• [Request] Using the records below, count the lines with "type" in them. Give the number only.
## START Material for the task
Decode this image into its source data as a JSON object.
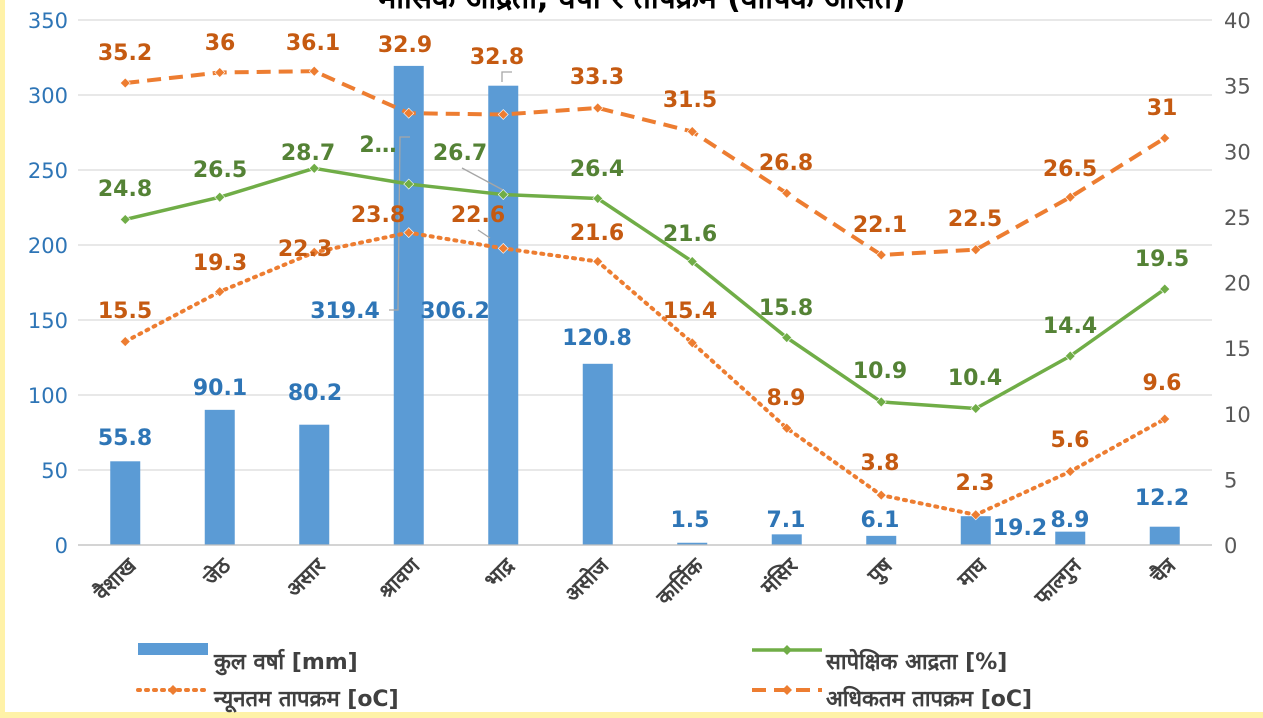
{
  "chart_data": {
    "type": "combo",
    "title": "मासिक आर्द्रता, वर्षा र तापक्रम (वार्षिक औसत)",
    "categories": [
      "वैशाख",
      "जेठ",
      "असार",
      "श्रावण",
      "भाद्र",
      "असोज",
      "कार्तिक",
      "मंसिर",
      "पुष",
      "माघ",
      "फाल्गुन",
      "चैत्र"
    ],
    "y_left": {
      "lim": [
        0,
        350
      ],
      "ticks": [
        "0",
        "50",
        "100",
        "150",
        "200",
        "250",
        "300",
        "350"
      ]
    },
    "y_right": {
      "lim": [
        0,
        40
      ],
      "ticks": [
        "0",
        "5",
        "10",
        "15",
        "20",
        "25",
        "30",
        "35",
        "40"
      ]
    },
    "grid": true,
    "legend_position": "bottom",
    "series": [
      {
        "name": "कुल वर्षा [mm]",
        "type": "bar",
        "axis": "left",
        "color": "#5B9BD5",
        "label_color": "#2E75B6",
        "values": [
          55.8,
          90.1,
          80.2,
          319.4,
          306.2,
          120.8,
          1.5,
          7.1,
          6.1,
          19.2,
          8.9,
          12.2
        ],
        "labels": [
          "55.8",
          "90.1",
          "80.2",
          "319.4",
          "306.2",
          "120.8",
          "1.5",
          "7.1",
          "6.1",
          "19.2",
          "8.9",
          "12.2"
        ]
      },
      {
        "name": "सापेक्षिक आद्रता [%]",
        "type": "line",
        "axis": "right",
        "color": "#70AD47",
        "label_color": "#548235",
        "values": [
          24.8,
          26.5,
          28.7,
          27.5,
          26.7,
          26.4,
          21.6,
          15.8,
          10.9,
          10.4,
          14.4,
          19.5
        ],
        "labels": [
          "24.8",
          "26.5",
          "28.7",
          "2…",
          "26.7",
          "26.4",
          "21.6",
          "15.8",
          "10.9",
          "10.4",
          "14.4",
          "19.5"
        ]
      },
      {
        "name": "न्यूनतम तापक्रम [oC]",
        "type": "line-dotted",
        "axis": "right",
        "color": "#ED7D31",
        "label_color": "#C55A11",
        "values": [
          15.5,
          19.3,
          22.3,
          23.8,
          22.6,
          21.6,
          15.4,
          8.9,
          3.8,
          2.3,
          5.6,
          9.6
        ],
        "labels": [
          "15.5",
          "19.3",
          "22.3",
          "23.8",
          "22.6",
          "21.6",
          "15.4",
          "8.9",
          "3.8",
          "2.3",
          "5.6",
          "9.6"
        ]
      },
      {
        "name": "अधिकतम तापक्रम [oC]",
        "type": "line-dashed",
        "axis": "right",
        "color": "#ED7D31",
        "label_color": "#C55A11",
        "values": [
          35.2,
          36,
          36.1,
          32.9,
          32.8,
          33.3,
          31.5,
          26.8,
          22.1,
          22.5,
          26.5,
          31
        ],
        "labels": [
          "35.2",
          "36",
          "36.1",
          "32.9",
          "32.8",
          "33.3",
          "31.5",
          "26.8",
          "22.1",
          "22.5",
          "26.5",
          "31"
        ]
      }
    ]
  }
}
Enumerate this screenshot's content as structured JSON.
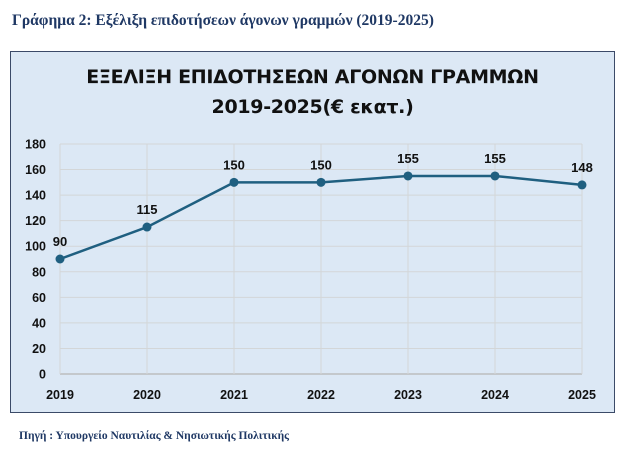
{
  "heading": "Γράφημα 2: Εξέλιξη επιδοτήσεων άγονων γραμμών (2019-2025)",
  "source": "Πηγή : Υπουργείο Ναυτιλίας & Νησιωτικής Πολιτικής",
  "colors": {
    "line": "#1f5f80",
    "background": "#dce8f5",
    "heading": "#1f3864"
  },
  "chart_data": {
    "type": "line",
    "title_line1": "ΕΞΕΛΙΞΗ ΕΠΙΔΟΤΗΣΕΩΝ ΑΓΟΝΩΝ ΓΡΑΜΜΩΝ",
    "title_line2": "2019-2025(€ εκατ.)",
    "categories": [
      "2019",
      "2020",
      "2021",
      "2022",
      "2023",
      "2024",
      "2025"
    ],
    "values": [
      90,
      115,
      150,
      150,
      155,
      155,
      148
    ],
    "data_labels": [
      "90",
      "115",
      "150",
      "150",
      "155",
      "155",
      "148"
    ],
    "yticks": [
      "0",
      "20",
      "40",
      "60",
      "80",
      "100",
      "120",
      "140",
      "160",
      "180"
    ],
    "ylim": [
      0,
      180
    ],
    "grid": true,
    "xlabel": "",
    "ylabel": ""
  }
}
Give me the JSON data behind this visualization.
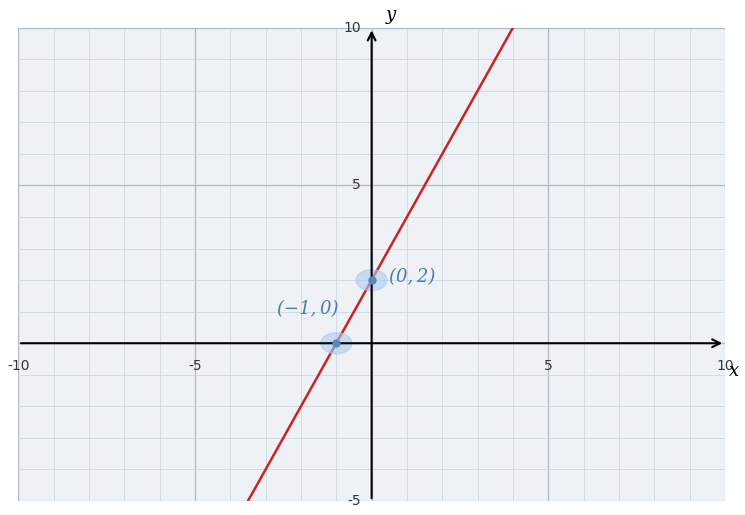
{
  "xlabel": "x",
  "ylabel": "y",
  "xlim": [
    -10,
    10
  ],
  "ylim": [
    -5,
    10
  ],
  "xticks": [
    -10,
    -5,
    5,
    10
  ],
  "yticks": [
    -5,
    5,
    10
  ],
  "xticks_all": [
    -10,
    -5,
    0,
    5,
    10
  ],
  "yticks_all": [
    -5,
    0,
    5,
    10
  ],
  "grid_minor_color": "#d0d8e0",
  "grid_major_color": "#b0b8c8",
  "background_color": "#eef2f7",
  "line_color": "#cc2222",
  "line_width": 1.8,
  "point1": [
    -1,
    0
  ],
  "point2": [
    0,
    2
  ],
  "point_color": "#5588bb",
  "point_halo_color": "#aaccee",
  "label1": "(−1, 0)",
  "label2": "(0, 2)",
  "label_color": "#4a7ab5",
  "label_fontsize": 13,
  "axis_label_fontsize": 13,
  "tick_fontsize": 10,
  "line_x1": -3.5,
  "line_x2": 4.2
}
## END Material for the task
• [Reply to the task] 6